(Some records)
────────────────────────────────────────

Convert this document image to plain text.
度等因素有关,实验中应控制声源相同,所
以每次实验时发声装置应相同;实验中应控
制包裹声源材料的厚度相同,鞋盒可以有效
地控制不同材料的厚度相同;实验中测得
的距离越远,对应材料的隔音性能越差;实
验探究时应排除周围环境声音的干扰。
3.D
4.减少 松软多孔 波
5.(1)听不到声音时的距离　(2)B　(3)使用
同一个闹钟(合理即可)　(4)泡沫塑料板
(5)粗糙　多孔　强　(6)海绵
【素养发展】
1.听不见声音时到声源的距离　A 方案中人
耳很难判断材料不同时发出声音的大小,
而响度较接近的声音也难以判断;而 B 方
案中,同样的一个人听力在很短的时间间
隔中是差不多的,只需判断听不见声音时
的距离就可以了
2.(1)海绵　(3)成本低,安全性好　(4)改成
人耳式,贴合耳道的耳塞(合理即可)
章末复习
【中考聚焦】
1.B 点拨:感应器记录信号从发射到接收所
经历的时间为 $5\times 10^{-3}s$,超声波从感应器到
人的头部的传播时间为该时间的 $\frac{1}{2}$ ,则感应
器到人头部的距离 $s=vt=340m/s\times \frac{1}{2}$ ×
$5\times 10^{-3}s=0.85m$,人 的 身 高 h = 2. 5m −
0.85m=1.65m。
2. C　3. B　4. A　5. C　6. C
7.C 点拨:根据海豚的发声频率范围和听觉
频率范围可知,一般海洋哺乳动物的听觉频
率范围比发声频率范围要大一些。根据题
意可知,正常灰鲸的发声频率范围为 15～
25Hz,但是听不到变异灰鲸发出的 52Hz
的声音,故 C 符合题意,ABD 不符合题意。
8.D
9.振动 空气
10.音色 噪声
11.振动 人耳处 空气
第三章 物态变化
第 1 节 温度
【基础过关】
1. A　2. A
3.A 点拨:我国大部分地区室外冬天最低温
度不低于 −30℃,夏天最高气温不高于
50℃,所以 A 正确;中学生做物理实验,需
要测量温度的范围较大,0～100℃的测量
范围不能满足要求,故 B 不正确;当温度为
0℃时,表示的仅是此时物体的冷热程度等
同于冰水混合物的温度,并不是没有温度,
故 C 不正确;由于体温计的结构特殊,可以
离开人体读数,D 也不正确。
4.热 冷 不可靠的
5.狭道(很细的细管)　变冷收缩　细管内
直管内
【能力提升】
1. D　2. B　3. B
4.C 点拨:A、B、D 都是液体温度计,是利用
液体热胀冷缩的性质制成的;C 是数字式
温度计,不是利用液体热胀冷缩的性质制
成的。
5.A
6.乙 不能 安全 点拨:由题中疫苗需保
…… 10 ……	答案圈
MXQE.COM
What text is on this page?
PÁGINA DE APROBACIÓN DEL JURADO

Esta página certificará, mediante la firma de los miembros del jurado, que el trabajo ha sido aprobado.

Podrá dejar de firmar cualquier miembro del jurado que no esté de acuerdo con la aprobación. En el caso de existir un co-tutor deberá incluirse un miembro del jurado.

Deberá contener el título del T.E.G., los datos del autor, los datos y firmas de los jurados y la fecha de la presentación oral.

────────────────────────────────────────

» **Written exercise**:
Reproduce only those lines of the entries above that run from the line with "What text is on this page?" to the final line.

» **Answer to the task**:
What text is on this page?
PÁGINA DE APROBACIÓN DEL JURADO

Esta página certificará, mediante la firma de los miembros del jurado, que el trabajo ha sido aprobado.

Podrá dejar de firmar cualquier miembro del jurado que no esté de acuerdo con la aprobación. En el caso de existir un co-tutor deberá incluirse un miembro del jurado.

Deberá contener el título del T.E.G., los datos del autor, los datos y firmas de los jurados y la fecha de la presentación oral.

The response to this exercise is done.